(Data extracted from a collection)

--*--

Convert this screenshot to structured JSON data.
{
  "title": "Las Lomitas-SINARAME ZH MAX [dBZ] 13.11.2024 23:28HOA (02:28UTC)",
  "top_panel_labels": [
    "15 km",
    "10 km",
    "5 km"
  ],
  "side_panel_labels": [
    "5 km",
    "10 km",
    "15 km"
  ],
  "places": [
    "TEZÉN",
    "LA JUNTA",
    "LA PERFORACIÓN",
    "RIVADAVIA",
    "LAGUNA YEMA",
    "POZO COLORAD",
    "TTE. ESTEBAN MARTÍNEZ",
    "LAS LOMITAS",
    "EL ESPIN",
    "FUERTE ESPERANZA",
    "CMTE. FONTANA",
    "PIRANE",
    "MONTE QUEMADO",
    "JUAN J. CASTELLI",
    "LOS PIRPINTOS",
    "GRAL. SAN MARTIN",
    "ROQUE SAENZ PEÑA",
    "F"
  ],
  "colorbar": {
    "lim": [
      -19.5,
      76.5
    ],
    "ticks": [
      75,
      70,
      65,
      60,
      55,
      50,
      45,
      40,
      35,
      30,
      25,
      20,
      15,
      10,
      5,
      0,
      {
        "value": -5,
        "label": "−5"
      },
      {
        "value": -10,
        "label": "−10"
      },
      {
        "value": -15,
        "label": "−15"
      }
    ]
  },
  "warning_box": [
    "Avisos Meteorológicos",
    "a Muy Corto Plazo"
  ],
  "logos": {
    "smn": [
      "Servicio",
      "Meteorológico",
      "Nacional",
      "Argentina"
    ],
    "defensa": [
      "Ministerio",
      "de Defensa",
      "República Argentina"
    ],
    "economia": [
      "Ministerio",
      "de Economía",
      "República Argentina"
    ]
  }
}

--*--

WRITTEN EXERCISE ->
Transcribe all entries exactly as they are given.

REPLY TO THE EXERCISE ->
Convert this screenshot to structured JSON data.
{
  "title": "Las Lomitas-SINARAME ZH MAX [dBZ] 13.11.2024 23:28HOA (02:28UTC)",
  "top_panel_labels": [
    "15 km",
    "10 km",
    "5 km"
  ],
  "side_panel_labels": [
    "5 km",
    "10 km",
    "15 km"
  ],
  "places": [
    "TEZÉN",
    "LA JUNTA",
    "LA PERFORACIÓN",
    "RIVADAVIA",
    "LAGUNA YEMA",
    "POZO COLORAD",
    "TTE. ESTEBAN MARTÍNEZ",
    "LAS LOMITAS",
    "EL ESPIN",
    "FUERTE ESPERANZA",
    "CMTE. FONTANA",
    "PIRANE",
    "MONTE QUEMADO",
    "JUAN J. CASTELLI",
    "LOS PIRPINTOS",
    "GRAL. SAN MARTIN",
    "ROQUE SAENZ PEÑA",
    "F"
  ],
  "colorbar": {
    "lim": [
      -19.5,
      76.5
    ],
    "ticks": [
      75,
      70,
      65,
      60,
      55,
      50,
      45,
      40,
      35,
      30,
      25,
      20,
      15,
      10,
      5,
      0,
      {
        "value": -5,
        "label": "−5"
      },
      {
        "value": -10,
        "label": "−10"
      },
      {
        "value": -15,
        "label": "−15"
      }
    ]
  },
  "warning_box": [
    "Avisos Meteorológicos",
    "a Muy Corto Plazo"
  ],
  "logos": {
    "smn": [
      "Servicio",
      "Meteorológico",
      "Nacional",
      "Argentina"
    ],
    "defensa": [
      "Ministerio",
      "de Defensa",
      "República Argentina"
    ],
    "economia": [
      "Ministerio",
      "de Economía",
      "República Argentina"
    ]
  }
}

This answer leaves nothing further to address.